Problem to work on =>
Take every line from the listing below that includes "lunch" and copy it.

(Data excerpts)
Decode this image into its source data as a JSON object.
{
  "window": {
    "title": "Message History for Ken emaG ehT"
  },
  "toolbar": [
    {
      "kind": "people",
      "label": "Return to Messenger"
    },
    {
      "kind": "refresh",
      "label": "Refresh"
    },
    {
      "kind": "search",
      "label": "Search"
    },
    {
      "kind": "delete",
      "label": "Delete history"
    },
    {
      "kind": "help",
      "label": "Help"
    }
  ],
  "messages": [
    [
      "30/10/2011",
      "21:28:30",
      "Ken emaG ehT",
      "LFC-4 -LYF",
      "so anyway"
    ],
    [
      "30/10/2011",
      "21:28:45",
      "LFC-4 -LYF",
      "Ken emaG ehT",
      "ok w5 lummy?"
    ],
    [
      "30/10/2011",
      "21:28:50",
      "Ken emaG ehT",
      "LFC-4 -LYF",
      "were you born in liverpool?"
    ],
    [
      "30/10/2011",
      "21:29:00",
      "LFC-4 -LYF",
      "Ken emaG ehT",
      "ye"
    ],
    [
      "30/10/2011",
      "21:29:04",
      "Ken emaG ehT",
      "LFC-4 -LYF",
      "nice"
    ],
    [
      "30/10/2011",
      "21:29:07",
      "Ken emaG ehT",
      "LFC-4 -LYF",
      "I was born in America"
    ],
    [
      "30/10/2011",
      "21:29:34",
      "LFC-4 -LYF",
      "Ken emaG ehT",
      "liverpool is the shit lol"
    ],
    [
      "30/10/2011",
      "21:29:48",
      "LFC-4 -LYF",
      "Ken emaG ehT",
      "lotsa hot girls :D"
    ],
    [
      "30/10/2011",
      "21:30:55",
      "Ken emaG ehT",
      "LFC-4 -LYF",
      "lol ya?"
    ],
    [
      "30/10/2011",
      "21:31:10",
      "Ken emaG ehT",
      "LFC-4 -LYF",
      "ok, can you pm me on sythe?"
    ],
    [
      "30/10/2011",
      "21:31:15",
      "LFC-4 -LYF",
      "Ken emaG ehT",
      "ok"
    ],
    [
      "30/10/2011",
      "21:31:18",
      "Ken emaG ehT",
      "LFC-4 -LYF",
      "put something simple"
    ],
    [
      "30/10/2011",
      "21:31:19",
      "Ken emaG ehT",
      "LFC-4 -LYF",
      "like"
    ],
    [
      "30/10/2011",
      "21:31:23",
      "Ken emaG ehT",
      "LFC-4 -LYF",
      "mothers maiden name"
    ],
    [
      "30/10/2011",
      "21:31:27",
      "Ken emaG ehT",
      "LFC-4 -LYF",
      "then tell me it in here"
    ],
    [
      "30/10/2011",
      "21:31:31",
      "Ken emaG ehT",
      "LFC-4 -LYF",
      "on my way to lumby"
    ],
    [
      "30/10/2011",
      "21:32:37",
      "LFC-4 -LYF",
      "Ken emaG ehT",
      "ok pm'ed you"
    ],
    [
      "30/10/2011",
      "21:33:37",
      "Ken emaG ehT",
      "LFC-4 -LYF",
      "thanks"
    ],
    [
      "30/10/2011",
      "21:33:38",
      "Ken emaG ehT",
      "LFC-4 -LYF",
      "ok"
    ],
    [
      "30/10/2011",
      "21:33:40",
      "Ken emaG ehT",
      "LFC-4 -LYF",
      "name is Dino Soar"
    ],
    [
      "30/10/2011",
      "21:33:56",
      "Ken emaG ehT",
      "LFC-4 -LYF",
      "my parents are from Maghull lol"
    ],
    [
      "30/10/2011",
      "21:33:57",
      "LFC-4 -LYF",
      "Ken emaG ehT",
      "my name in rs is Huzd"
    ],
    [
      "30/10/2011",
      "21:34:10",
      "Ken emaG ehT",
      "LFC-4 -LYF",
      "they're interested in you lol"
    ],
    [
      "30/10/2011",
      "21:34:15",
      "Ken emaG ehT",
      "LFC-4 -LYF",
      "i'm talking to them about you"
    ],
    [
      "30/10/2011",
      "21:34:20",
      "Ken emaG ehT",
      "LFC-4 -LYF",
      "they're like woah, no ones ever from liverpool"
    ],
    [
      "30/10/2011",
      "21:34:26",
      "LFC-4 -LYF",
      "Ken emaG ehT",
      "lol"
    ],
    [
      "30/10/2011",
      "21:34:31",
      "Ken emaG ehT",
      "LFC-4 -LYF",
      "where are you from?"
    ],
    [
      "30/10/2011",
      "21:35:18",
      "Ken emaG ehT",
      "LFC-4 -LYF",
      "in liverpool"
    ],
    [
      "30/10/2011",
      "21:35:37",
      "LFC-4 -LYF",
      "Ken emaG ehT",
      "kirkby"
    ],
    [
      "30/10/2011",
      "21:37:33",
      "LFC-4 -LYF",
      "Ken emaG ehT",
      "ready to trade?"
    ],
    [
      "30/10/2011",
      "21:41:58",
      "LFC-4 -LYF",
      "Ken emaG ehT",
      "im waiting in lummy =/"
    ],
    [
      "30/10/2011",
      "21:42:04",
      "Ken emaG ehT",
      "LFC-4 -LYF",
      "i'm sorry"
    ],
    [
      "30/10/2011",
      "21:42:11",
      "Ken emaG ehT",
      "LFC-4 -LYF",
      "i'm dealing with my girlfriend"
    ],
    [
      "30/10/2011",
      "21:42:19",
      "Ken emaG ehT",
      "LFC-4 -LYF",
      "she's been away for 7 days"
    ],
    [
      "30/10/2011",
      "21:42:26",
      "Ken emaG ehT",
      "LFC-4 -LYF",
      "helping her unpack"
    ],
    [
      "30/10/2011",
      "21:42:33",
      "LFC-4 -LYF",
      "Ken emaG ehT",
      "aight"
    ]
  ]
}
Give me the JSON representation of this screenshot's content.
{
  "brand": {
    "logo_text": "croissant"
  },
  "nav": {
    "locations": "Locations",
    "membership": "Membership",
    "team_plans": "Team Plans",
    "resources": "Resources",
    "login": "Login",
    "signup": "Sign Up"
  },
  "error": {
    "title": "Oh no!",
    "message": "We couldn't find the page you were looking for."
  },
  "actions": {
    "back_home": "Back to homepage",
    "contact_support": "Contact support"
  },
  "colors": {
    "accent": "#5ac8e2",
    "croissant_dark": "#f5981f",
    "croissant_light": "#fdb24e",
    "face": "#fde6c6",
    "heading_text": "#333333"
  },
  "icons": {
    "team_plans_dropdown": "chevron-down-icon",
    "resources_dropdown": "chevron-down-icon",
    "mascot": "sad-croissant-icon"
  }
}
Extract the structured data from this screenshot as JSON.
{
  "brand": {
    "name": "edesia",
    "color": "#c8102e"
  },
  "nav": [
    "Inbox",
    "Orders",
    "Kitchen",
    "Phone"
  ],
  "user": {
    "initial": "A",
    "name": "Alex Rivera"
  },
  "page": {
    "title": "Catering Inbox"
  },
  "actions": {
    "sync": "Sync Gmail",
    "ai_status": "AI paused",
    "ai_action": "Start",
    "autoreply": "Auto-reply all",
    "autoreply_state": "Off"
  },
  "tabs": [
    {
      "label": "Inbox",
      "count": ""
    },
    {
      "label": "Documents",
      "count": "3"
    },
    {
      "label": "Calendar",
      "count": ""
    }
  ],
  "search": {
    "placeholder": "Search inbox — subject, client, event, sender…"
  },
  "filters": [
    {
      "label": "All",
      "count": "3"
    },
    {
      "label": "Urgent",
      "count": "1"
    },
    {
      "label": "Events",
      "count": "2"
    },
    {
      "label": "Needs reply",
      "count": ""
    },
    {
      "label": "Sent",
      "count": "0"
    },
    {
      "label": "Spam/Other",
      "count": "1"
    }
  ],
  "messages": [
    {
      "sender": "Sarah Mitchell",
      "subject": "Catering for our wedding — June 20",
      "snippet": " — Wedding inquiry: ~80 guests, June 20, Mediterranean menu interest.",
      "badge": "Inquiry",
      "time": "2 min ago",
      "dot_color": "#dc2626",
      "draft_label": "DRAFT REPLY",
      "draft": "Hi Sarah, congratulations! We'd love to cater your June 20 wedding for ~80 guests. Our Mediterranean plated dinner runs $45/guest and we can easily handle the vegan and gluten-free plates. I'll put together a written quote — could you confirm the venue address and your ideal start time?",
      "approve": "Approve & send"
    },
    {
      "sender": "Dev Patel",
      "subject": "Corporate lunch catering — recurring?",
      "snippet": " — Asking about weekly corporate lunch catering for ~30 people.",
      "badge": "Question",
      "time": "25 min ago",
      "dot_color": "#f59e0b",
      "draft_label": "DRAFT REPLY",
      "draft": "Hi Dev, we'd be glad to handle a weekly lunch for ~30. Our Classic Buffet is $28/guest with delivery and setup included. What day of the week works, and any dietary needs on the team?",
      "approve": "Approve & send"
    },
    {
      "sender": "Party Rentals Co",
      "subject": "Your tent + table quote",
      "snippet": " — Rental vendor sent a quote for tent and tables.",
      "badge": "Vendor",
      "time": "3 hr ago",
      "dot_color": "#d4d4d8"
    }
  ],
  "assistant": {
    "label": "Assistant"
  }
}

Result below =>
      "subject": "Corporate lunch catering — recurring?",
      "snippet": " — Asking about weekly corporate lunch catering for ~30 people.",
      "draft": "Hi Dev, we'd be glad to handle a weekly lunch for ~30. Our Classic Buffet is $28/guest with delivery and setup included. What day of the week works, and any dietary needs on the team?",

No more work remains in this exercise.